What needs to be done:
Will you output the entries below exactly, skipping every image they contain?

A run of records:

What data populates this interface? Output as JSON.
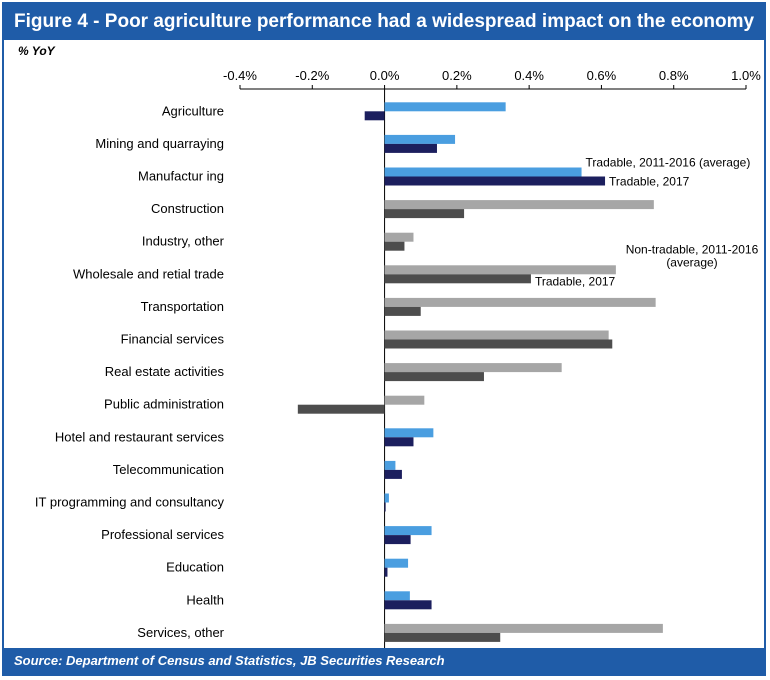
{
  "header": {
    "title": "Figure 4 - Poor agriculture performance had a widespread impact on the economy"
  },
  "footer": {
    "source": "Source: Department of Census and Statistics, JB Securities Research"
  },
  "chart_data": {
    "type": "bar",
    "orientation": "horizontal",
    "unit_label": "% YoY",
    "xlim": [
      -0.4,
      1.0
    ],
    "x_ticks": [
      "-0.4%",
      "-0.2%",
      "0.0%",
      "0.2%",
      "0.4%",
      "0.6%",
      "0.8%",
      "1.0%"
    ],
    "x_tick_values": [
      -0.4,
      -0.2,
      0.0,
      0.2,
      0.4,
      0.6,
      0.8,
      1.0
    ],
    "categories": [
      {
        "label": "Agriculture",
        "group": "tradable",
        "avg": 0.335,
        "y2017": -0.055
      },
      {
        "label": "Mining and quarraying",
        "group": "tradable",
        "avg": 0.195,
        "y2017": 0.145
      },
      {
        "label": "Manufactur ing",
        "group": "tradable",
        "avg": 0.545,
        "y2017": 0.61
      },
      {
        "label": "Construction",
        "group": "nontradable",
        "avg": 0.745,
        "y2017": 0.22
      },
      {
        "label": "Industry, other",
        "group": "nontradable",
        "avg": 0.08,
        "y2017": 0.055
      },
      {
        "label": "Wholesale and retial trade",
        "group": "nontradable",
        "avg": 0.64,
        "y2017": 0.405
      },
      {
        "label": "Transportation",
        "group": "nontradable",
        "avg": 0.75,
        "y2017": 0.1
      },
      {
        "label": "Financial services",
        "group": "nontradable",
        "avg": 0.62,
        "y2017": 0.63
      },
      {
        "label": "Real estate activities",
        "group": "nontradable",
        "avg": 0.49,
        "y2017": 0.275
      },
      {
        "label": "Public administration",
        "group": "nontradable",
        "avg": 0.11,
        "y2017": -0.24
      },
      {
        "label": "Hotel and restaurant services",
        "group": "tradable",
        "avg": 0.135,
        "y2017": 0.08
      },
      {
        "label": "Telecommunication",
        "group": "tradable",
        "avg": 0.03,
        "y2017": 0.048
      },
      {
        "label": "IT programming and consultancy",
        "group": "tradable",
        "avg": 0.012,
        "y2017": 0.003
      },
      {
        "label": "Professional services",
        "group": "tradable",
        "avg": 0.13,
        "y2017": 0.072
      },
      {
        "label": "Education",
        "group": "tradable",
        "avg": 0.065,
        "y2017": 0.008
      },
      {
        "label": "Health",
        "group": "tradable",
        "avg": 0.07,
        "y2017": 0.13
      },
      {
        "label": "Services, other",
        "group": "nontradable",
        "avg": 0.77,
        "y2017": 0.32
      }
    ],
    "annotations": [
      {
        "text": "Tradable, 2011-2016 (average)",
        "anchor_category": 2,
        "bar": "avg"
      },
      {
        "text": "Tradable, 2017",
        "anchor_category": 2,
        "bar": "y2017"
      },
      {
        "text": "Non-tradable, 2011-2016",
        "anchor_category": 5,
        "bar": "avg",
        "line": 1
      },
      {
        "text": "(average)",
        "anchor_category": 5,
        "bar": "avg",
        "line": 2
      },
      {
        "text": "Tradable, 2017",
        "anchor_category": 5,
        "bar": "y2017"
      }
    ],
    "colors": {
      "tradable_avg": "#4a9ee0",
      "tradable_2017": "#1c1f5e",
      "nontradable_avg": "#a6a6a6",
      "nontradable_2017": "#4d4d4d",
      "frame": "#1f5ca8"
    }
  }
}
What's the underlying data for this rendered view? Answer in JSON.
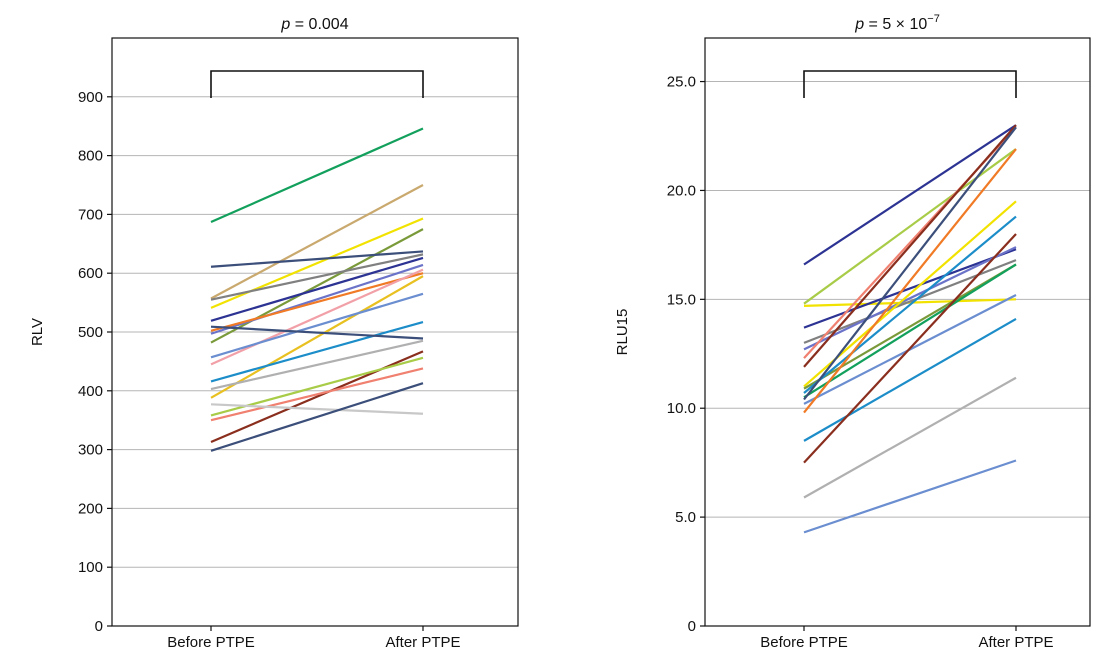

Solution to this task:
What data populates this interface? Output as JSON.
{
  "header": {
    "title": "Figure 4 - Poor agriculture performance had a widespread impact on the economy"
  },
  "footer": {
    "source": "Source: Department of Census and Statistics, JB Securities Research"
  },
  "chart_data": {
    "type": "bar",
    "orientation": "horizontal",
    "unit_label": "% YoY",
    "xlim": [
      -0.4,
      1.0
    ],
    "x_ticks": [
      "-0.4%",
      "-0.2%",
      "0.0%",
      "0.2%",
      "0.4%",
      "0.6%",
      "0.8%",
      "1.0%"
    ],
    "x_tick_values": [
      -0.4,
      -0.2,
      0.0,
      0.2,
      0.4,
      0.6,
      0.8,
      1.0
    ],
    "categories": [
      {
        "label": "Agriculture",
        "group": "tradable",
        "avg": 0.335,
        "y2017": -0.055
      },
      {
        "label": "Mining and quarraying",
        "group": "tradable",
        "avg": 0.195,
        "y2017": 0.145
      },
      {
        "label": "Manufactur ing",
        "group": "tradable",
        "avg": 0.545,
        "y2017": 0.61
      },
      {
        "label": "Construction",
        "group": "nontradable",
        "avg": 0.745,
        "y2017": 0.22
      },
      {
        "label": "Industry, other",
        "group": "nontradable",
        "avg": 0.08,
        "y2017": 0.055
      },
      {
        "label": "Wholesale and retial trade",
        "group": "nontradable",
        "avg": 0.64,
        "y2017": 0.405
      },
      {
        "label": "Transportation",
        "group": "nontradable",
        "avg": 0.75,
        "y2017": 0.1
      },
      {
        "label": "Financial services",
        "group": "nontradable",
        "avg": 0.62,
        "y2017": 0.63
      },
      {
        "label": "Real estate activities",
        "group": "nontradable",
        "avg": 0.49,
        "y2017": 0.275
      },
      {
        "label": "Public administration",
        "group": "nontradable",
        "avg": 0.11,
        "y2017": -0.24
      },
      {
        "label": "Hotel and restaurant services",
        "group": "tradable",
        "avg": 0.135,
        "y2017": 0.08
      },
      {
        "label": "Telecommunication",
        "group": "tradable",
        "avg": 0.03,
        "y2017": 0.048
      },
      {
        "label": "IT programming and consultancy",
        "group": "tradable",
        "avg": 0.012,
        "y2017": 0.003
      },
      {
        "label": "Professional services",
        "group": "tradable",
        "avg": 0.13,
        "y2017": 0.072
      },
      {
        "label": "Education",
        "group": "tradable",
        "avg": 0.065,
        "y2017": 0.008
      },
      {
        "label": "Health",
        "group": "tradable",
        "avg": 0.07,
        "y2017": 0.13
      },
      {
        "label": "Services, other",
        "group": "nontradable",
        "avg": 0.77,
        "y2017": 0.32
      }
    ],
    "annotations": [
      {
        "text": "Tradable, 2011-2016 (average)",
        "anchor_category": 2,
        "bar": "avg"
      },
      {
        "text": "Tradable, 2017",
        "anchor_category": 2,
        "bar": "y2017"
      },
      {
        "text": "Non-tradable, 2011-2016",
        "anchor_category": 5,
        "bar": "avg",
        "line": 1
      },
      {
        "text": "(average)",
        "anchor_category": 5,
        "bar": "avg",
        "line": 2
      },
      {
        "text": "Tradable, 2017",
        "anchor_category": 5,
        "bar": "y2017"
      }
    ],
    "colors": {
      "tradable_avg": "#4a9ee0",
      "tradable_2017": "#1c1f5e",
      "nontradable_avg": "#a6a6a6",
      "nontradable_2017": "#4d4d4d",
      "frame": "#1f5ca8"
    }
  }
}
What's the underlying data for this rendered view? Answer in JSON.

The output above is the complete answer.